Task to complete: Across the data below, how many lines hold "Energy"? Answer with that number and nothing else.

Task data:
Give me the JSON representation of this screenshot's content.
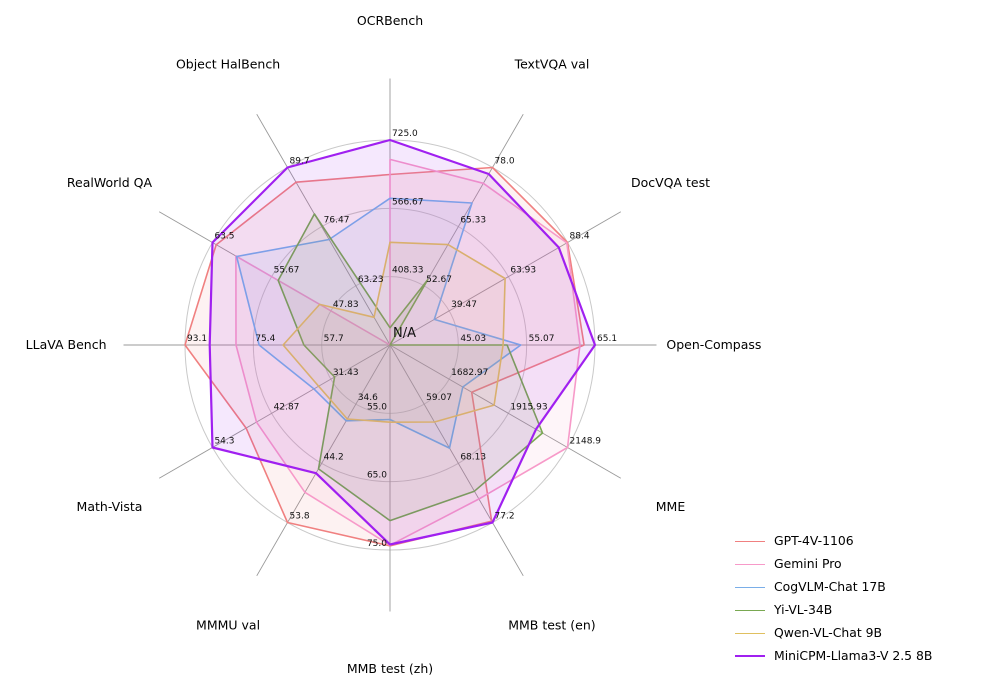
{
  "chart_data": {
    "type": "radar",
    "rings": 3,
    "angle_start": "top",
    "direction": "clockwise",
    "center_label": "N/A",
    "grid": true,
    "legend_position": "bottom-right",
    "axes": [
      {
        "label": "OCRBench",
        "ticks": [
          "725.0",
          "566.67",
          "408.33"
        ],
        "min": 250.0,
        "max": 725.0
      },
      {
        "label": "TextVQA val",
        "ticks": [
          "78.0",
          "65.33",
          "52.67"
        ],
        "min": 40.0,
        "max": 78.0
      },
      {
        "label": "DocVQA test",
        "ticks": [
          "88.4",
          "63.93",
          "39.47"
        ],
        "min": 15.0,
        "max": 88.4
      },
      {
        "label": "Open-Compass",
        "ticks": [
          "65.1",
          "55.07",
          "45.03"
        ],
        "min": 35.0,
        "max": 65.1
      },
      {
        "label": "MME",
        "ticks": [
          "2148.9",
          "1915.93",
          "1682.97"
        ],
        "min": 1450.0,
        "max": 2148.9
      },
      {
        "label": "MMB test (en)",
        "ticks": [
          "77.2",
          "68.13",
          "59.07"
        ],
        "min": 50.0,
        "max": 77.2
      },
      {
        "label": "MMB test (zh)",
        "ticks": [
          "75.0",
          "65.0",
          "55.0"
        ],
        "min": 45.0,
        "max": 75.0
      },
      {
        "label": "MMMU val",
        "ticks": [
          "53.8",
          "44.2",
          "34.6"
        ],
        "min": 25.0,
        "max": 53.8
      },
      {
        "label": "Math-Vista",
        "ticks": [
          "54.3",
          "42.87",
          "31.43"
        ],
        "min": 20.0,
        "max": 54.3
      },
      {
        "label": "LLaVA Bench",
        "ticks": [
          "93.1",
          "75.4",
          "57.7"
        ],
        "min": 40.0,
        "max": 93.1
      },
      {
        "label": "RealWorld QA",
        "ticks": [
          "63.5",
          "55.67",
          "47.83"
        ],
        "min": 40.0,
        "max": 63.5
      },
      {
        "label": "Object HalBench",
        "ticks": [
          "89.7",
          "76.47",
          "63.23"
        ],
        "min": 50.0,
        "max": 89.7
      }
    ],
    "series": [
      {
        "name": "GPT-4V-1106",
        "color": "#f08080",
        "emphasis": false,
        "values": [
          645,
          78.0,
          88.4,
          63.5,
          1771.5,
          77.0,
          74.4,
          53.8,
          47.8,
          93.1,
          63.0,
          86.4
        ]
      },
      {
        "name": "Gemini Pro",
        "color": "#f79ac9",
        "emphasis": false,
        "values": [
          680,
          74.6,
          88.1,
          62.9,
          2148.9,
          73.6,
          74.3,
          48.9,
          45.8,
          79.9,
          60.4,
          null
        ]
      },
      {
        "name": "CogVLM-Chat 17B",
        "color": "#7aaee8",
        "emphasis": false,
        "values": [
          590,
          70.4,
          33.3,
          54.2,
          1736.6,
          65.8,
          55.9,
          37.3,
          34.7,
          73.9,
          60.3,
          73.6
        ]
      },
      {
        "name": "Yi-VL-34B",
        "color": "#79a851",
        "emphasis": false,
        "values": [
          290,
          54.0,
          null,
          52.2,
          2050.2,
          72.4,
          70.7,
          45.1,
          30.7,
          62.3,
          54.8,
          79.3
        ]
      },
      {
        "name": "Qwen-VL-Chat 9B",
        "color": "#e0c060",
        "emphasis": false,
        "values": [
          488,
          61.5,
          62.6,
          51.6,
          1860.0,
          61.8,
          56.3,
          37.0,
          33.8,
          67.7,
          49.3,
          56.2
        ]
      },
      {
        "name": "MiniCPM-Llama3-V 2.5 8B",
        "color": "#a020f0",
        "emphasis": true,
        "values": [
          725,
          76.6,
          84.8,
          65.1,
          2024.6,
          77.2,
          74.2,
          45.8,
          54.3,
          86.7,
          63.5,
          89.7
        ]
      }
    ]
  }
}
---
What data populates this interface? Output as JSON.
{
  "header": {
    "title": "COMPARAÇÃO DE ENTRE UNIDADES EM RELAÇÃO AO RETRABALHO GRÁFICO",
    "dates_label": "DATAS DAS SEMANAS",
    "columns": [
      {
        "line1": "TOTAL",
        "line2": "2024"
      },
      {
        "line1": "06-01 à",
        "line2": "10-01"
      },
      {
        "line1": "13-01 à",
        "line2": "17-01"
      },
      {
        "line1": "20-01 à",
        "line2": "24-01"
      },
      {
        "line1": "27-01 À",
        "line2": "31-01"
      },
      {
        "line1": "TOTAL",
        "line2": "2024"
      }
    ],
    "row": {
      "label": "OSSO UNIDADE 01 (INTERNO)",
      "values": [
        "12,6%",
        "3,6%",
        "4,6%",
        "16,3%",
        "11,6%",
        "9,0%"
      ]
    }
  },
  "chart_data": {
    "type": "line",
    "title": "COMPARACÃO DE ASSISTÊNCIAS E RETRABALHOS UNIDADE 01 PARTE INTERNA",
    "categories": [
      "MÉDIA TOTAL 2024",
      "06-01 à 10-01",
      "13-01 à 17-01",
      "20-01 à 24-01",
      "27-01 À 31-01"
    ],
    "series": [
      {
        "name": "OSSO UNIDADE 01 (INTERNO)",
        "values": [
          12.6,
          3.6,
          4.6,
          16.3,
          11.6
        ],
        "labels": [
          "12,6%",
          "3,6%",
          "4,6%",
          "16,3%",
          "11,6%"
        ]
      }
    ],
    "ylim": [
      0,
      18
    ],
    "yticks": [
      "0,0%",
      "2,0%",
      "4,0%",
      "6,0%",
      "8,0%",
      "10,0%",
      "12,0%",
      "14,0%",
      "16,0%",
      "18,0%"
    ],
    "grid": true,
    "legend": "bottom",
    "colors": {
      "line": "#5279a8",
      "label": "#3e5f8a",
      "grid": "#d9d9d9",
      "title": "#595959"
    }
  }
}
--
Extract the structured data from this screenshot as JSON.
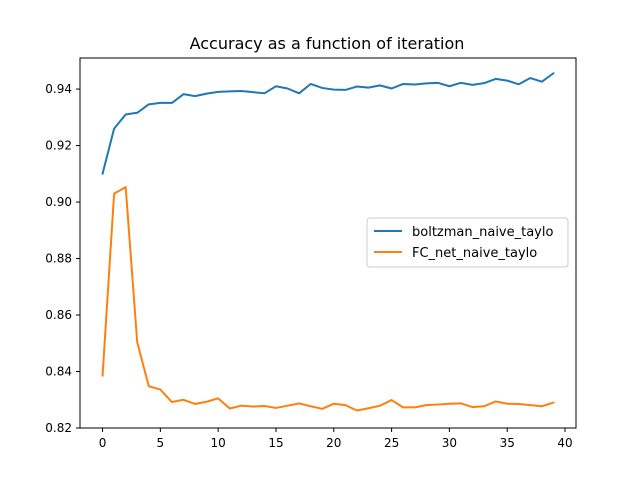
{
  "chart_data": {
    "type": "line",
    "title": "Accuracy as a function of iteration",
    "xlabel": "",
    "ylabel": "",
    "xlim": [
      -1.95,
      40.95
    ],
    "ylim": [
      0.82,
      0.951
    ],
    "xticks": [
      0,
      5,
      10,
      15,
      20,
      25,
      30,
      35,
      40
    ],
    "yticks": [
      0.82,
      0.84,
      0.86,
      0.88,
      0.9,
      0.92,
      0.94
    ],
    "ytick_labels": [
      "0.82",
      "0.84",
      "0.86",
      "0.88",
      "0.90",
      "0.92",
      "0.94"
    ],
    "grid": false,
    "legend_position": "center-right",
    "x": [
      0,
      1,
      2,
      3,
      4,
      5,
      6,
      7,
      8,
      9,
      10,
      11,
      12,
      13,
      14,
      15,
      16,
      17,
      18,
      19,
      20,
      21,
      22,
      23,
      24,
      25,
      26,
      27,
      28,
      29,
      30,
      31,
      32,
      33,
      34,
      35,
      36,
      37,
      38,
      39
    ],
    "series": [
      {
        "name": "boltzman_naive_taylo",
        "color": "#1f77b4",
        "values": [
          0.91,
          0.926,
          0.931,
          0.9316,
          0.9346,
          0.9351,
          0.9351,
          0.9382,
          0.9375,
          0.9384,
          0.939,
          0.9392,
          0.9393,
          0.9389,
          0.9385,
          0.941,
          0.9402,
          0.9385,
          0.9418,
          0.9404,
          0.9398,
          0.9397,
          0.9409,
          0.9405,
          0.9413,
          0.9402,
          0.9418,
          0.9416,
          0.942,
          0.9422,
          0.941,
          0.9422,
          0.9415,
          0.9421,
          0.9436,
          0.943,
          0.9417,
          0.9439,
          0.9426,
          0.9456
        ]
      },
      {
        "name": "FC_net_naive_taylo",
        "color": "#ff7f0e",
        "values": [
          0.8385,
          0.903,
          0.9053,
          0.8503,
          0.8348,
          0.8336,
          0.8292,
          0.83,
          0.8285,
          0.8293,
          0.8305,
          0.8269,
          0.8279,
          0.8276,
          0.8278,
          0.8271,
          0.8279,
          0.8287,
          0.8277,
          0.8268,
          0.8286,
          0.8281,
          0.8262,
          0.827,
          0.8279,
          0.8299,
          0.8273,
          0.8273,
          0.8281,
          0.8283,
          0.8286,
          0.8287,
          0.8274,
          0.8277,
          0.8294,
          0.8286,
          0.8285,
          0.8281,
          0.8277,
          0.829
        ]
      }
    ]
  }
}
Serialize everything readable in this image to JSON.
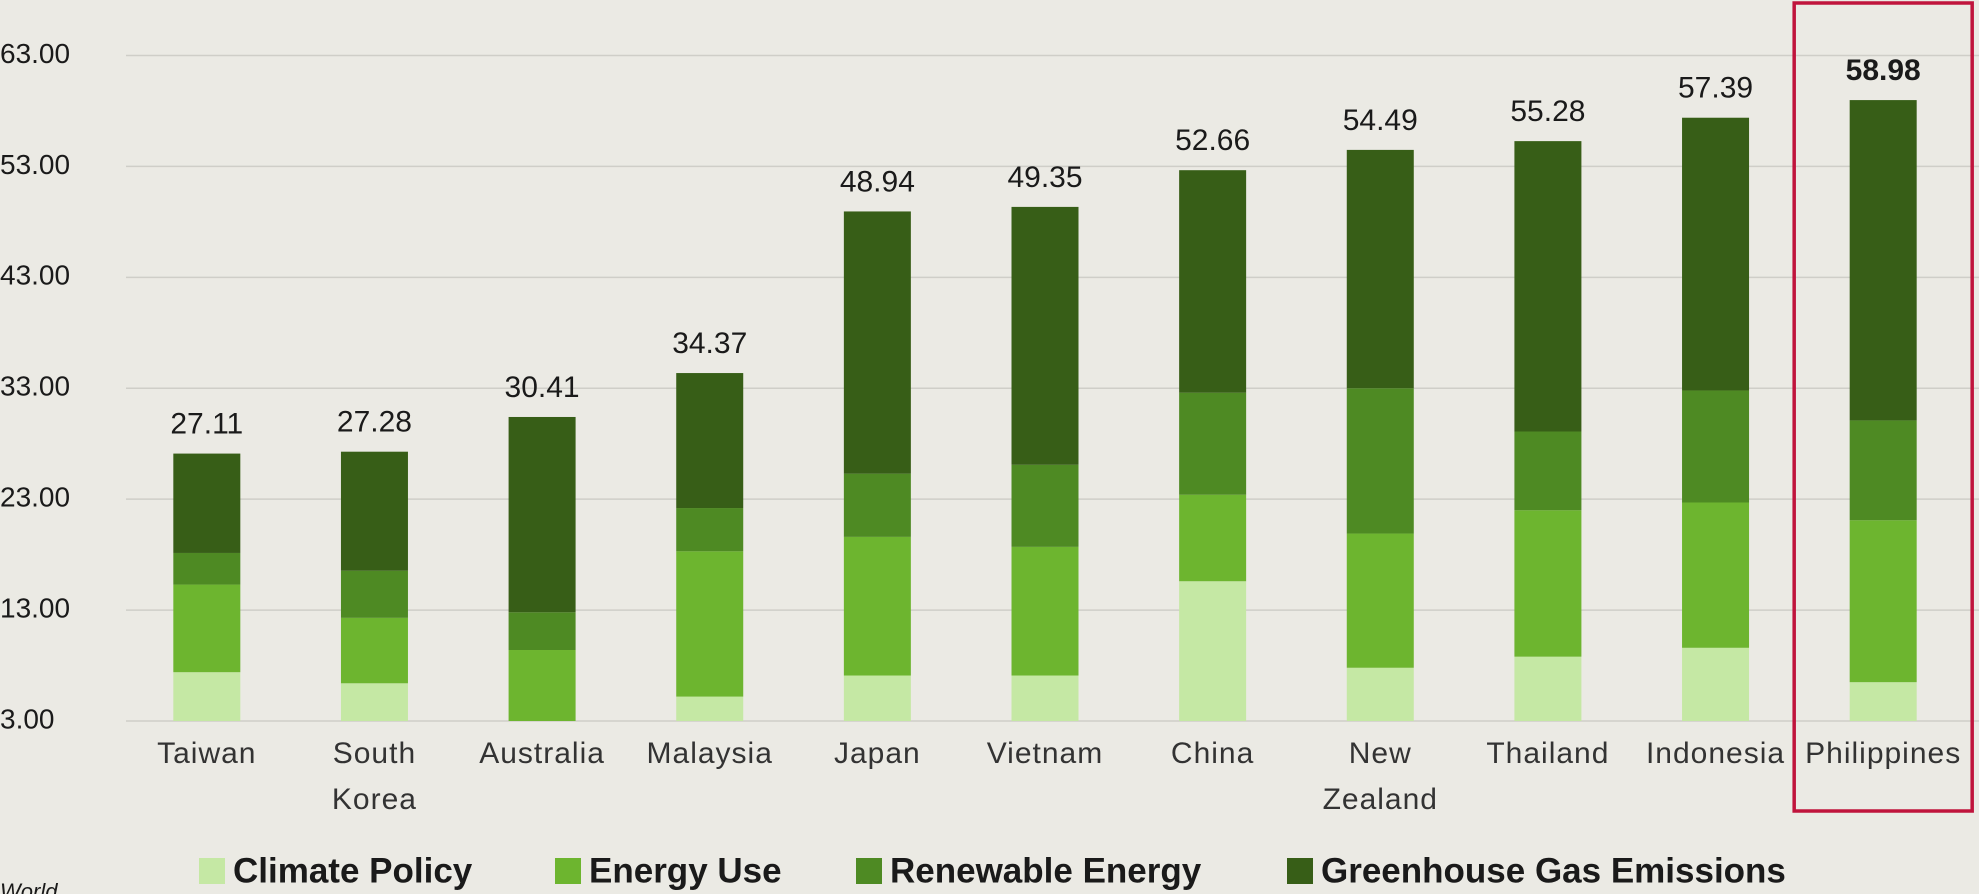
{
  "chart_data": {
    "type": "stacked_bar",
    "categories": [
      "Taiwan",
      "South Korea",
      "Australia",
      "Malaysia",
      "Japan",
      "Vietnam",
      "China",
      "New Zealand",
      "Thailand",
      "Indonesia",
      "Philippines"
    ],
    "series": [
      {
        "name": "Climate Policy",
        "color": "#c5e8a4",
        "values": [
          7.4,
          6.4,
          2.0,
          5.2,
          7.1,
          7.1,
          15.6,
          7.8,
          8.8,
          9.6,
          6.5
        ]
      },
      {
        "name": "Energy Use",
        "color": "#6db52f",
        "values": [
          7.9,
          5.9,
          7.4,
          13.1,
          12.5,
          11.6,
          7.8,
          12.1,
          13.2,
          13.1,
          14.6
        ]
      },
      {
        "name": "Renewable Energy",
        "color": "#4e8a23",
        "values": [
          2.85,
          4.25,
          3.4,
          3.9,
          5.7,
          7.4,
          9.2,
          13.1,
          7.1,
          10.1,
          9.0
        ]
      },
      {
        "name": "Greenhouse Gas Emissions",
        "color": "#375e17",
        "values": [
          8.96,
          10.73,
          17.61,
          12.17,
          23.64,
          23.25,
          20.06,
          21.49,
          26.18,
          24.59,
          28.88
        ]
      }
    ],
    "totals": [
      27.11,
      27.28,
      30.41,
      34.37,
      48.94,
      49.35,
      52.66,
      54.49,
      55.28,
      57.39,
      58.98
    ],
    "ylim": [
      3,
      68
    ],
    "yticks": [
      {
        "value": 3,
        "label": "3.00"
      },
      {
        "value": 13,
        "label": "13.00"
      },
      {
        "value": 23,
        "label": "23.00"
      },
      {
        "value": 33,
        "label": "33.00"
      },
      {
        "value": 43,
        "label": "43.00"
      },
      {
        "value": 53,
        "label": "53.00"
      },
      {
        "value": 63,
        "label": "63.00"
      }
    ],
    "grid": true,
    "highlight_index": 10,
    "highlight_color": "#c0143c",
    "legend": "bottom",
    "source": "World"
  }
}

Expected answer: 2